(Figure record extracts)

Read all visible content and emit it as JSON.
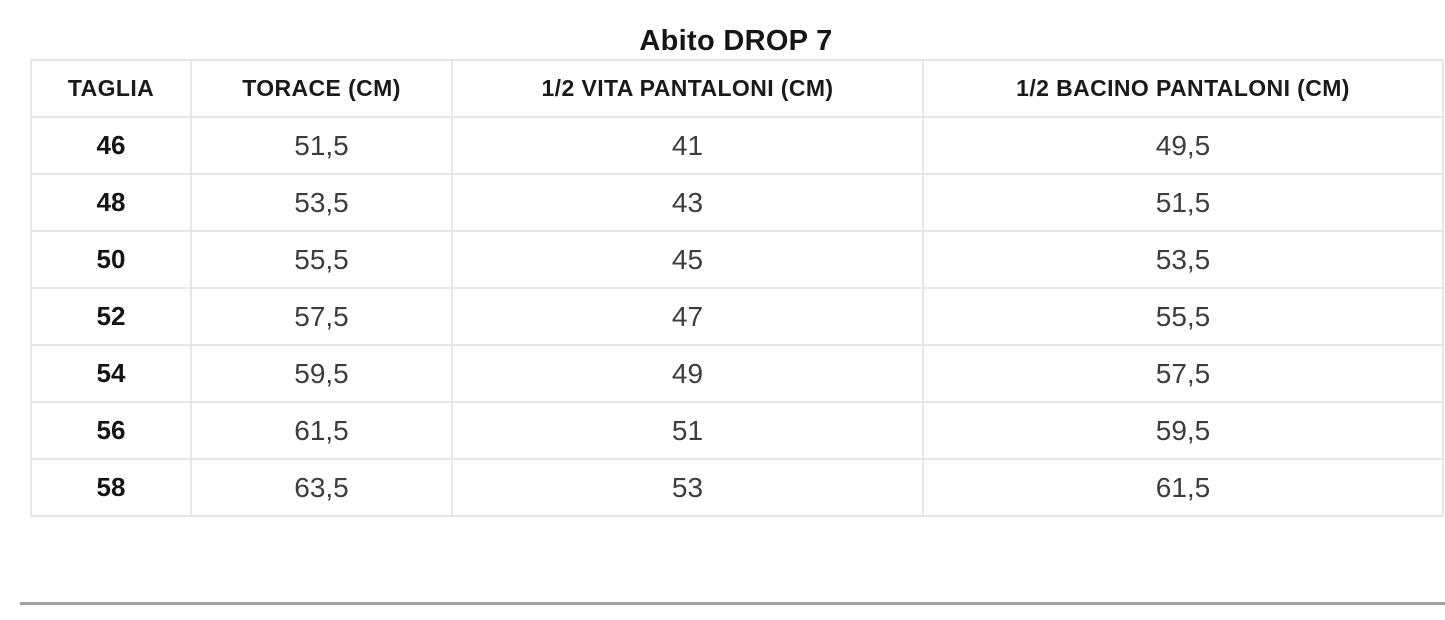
{
  "title": "Abito DROP 7",
  "table": {
    "headers": [
      "TAGLIA",
      "TORACE (CM)",
      "1/2 VITA PANTALONI (CM)",
      "1/2 BACINO PANTALONI (CM)"
    ],
    "rows": [
      [
        "46",
        "51,5",
        "41",
        "49,5"
      ],
      [
        "48",
        "53,5",
        "43",
        "51,5"
      ],
      [
        "50",
        "55,5",
        "45",
        "53,5"
      ],
      [
        "52",
        "57,5",
        "47",
        "55,5"
      ],
      [
        "54",
        "59,5",
        "49",
        "57,5"
      ],
      [
        "56",
        "61,5",
        "51",
        "59,5"
      ],
      [
        "58",
        "63,5",
        "53",
        "61,5"
      ]
    ]
  },
  "colors": {
    "background": "#ffffff",
    "title_text": "#161616",
    "header_text": "#1a1a1a",
    "size_column_text": "#141414",
    "cell_text": "#3d3d3d",
    "grid_border": "#e7e7e7",
    "bottom_divider": "#a2a29f"
  }
}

**AIM**
Your task is to repeat the data above exactly while excluding the pictures.

**RESPONSE**
Read all visible content and emit it as JSON.
{
  "title": "Abito DROP 7",
  "table": {
    "headers": [
      "TAGLIA",
      "TORACE (CM)",
      "1/2 VITA PANTALONI (CM)",
      "1/2 BACINO PANTALONI (CM)"
    ],
    "rows": [
      [
        "46",
        "51,5",
        "41",
        "49,5"
      ],
      [
        "48",
        "53,5",
        "43",
        "51,5"
      ],
      [
        "50",
        "55,5",
        "45",
        "53,5"
      ],
      [
        "52",
        "57,5",
        "47",
        "55,5"
      ],
      [
        "54",
        "59,5",
        "49",
        "57,5"
      ],
      [
        "56",
        "61,5",
        "51",
        "59,5"
      ],
      [
        "58",
        "63,5",
        "53",
        "61,5"
      ]
    ]
  },
  "colors": {
    "background": "#ffffff",
    "title_text": "#161616",
    "header_text": "#1a1a1a",
    "size_column_text": "#141414",
    "cell_text": "#3d3d3d",
    "grid_border": "#e7e7e7",
    "bottom_divider": "#a2a29f"
  }
}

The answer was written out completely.